__TASK INSTRUCTIONS__
Select every line holding the word "frac" and copy it.

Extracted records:
------------------------------------------------

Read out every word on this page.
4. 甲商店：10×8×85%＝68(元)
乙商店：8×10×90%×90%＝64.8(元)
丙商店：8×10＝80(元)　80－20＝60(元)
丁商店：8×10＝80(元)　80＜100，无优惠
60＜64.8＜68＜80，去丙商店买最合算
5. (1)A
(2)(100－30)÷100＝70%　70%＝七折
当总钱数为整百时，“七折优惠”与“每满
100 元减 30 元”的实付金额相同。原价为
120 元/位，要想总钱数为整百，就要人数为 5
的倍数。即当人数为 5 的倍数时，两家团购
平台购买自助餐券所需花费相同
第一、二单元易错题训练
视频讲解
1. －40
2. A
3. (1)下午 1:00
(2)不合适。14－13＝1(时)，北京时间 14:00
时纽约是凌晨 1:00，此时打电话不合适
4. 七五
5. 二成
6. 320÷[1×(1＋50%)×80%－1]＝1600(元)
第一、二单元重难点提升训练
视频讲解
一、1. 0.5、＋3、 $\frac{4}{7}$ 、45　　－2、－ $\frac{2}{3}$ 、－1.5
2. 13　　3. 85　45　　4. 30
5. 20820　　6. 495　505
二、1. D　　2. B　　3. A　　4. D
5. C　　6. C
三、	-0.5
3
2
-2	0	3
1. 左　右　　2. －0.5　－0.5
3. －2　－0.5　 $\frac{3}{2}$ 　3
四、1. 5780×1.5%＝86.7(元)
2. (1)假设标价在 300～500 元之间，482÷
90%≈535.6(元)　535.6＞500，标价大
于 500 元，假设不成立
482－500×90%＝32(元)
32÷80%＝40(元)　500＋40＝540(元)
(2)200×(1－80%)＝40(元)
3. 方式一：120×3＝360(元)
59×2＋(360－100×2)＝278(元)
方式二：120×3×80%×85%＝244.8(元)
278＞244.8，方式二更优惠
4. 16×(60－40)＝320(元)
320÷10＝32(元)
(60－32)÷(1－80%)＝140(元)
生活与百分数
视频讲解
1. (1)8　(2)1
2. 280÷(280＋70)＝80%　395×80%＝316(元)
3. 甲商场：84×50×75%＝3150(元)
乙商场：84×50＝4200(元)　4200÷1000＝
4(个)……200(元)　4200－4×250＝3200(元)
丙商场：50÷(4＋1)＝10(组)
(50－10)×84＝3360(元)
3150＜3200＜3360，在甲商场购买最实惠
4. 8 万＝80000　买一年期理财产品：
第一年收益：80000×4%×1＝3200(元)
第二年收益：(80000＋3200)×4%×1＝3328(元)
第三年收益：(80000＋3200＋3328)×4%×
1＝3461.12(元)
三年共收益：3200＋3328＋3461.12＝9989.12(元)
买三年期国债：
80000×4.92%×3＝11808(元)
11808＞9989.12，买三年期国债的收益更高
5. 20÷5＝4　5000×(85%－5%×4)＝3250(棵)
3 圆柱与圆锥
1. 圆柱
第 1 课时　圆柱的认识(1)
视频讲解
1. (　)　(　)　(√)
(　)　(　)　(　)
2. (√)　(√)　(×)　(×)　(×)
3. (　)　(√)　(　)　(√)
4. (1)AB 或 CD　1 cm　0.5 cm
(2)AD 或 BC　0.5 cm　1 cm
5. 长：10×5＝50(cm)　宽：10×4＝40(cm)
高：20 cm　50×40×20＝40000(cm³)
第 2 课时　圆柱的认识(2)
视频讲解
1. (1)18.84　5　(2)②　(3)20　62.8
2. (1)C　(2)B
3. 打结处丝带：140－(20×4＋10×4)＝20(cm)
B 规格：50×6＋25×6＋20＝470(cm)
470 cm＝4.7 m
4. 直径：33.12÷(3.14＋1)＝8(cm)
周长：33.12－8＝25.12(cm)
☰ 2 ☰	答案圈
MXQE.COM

------------------------------------------------

__TASK OUTPUT__
一、1. 0.5、＋3、 $\frac{4}{7}$ 、45　　－2、－ $\frac{2}{3}$ 、－1.5
3. －2　－0.5　 $\frac{3}{2}$ 　3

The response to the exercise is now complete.